• [DIRECTION]
Look through the listing for the word "reserves". Copy each line that has it.

• [THE INPUT]
** start **
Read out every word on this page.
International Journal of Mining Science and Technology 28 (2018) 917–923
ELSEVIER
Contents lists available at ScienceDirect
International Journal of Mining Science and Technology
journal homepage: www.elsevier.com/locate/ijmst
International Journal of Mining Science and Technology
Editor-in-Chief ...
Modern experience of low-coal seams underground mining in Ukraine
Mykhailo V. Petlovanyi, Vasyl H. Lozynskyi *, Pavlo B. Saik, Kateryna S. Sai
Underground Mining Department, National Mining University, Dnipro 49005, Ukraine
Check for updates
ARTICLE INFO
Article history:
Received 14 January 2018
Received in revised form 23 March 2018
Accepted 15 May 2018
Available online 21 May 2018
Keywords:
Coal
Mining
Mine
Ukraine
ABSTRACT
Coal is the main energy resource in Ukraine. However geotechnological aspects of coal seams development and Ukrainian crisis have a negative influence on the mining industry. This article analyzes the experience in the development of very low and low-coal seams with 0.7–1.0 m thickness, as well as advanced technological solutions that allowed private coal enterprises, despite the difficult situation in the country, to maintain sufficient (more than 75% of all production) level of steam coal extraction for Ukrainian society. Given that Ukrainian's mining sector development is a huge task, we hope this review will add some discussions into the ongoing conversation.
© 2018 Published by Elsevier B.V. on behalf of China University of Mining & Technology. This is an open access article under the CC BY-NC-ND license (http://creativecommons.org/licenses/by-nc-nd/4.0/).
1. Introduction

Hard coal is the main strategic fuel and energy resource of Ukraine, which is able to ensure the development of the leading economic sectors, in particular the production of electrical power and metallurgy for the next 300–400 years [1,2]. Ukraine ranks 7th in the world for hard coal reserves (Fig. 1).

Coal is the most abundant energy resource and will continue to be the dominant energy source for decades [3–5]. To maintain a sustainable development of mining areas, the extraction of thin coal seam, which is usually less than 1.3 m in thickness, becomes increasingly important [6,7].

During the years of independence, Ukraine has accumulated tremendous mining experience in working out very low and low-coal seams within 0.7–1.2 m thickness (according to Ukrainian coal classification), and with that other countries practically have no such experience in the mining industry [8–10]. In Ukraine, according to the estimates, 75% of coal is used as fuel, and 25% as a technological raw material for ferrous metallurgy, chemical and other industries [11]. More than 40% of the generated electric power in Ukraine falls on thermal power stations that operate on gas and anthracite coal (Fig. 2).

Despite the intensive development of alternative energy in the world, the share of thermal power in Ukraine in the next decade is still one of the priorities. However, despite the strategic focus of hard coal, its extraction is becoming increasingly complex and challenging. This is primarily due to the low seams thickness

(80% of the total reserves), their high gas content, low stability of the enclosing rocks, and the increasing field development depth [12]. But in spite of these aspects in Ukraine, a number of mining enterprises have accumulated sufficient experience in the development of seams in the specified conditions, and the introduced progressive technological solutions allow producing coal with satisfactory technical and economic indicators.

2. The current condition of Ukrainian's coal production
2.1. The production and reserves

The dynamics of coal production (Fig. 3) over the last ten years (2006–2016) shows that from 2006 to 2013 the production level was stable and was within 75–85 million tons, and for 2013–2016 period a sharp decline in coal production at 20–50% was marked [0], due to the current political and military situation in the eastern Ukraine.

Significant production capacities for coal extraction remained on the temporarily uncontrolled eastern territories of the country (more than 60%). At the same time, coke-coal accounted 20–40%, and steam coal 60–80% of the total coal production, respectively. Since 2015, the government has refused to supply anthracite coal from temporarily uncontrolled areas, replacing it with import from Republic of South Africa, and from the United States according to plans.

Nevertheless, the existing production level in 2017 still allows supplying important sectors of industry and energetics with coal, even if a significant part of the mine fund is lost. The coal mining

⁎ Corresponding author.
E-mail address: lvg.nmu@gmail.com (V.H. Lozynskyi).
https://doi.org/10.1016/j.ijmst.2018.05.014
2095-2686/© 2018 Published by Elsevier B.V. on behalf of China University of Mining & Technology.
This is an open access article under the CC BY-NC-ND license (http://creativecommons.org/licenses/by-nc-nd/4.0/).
** end **
• [SOLUTION TO THIS PROBLEM]
Hard coal is the main strategic fuel and energy resource of Ukraine, which is able to ensure the development of the leading economic sectors, in particular the production of electrical power and metallurgy for the next 300–400 years [1,2]. Ukraine ranks 7th in the world for hard coal reserves (Fig. 1).
(80% of the total reserves), their high gas content, low stability of the enclosing rocks, and the increasing field development depth [12]. But in spite of these aspects in Ukraine, a number of mining enterprises have accumulated sufficient experience in the development of seams in the specified conditions, and the introduced progressive technological solutions allow producing coal with satisfactory technical and economic indicators.
2.1. The production and reserves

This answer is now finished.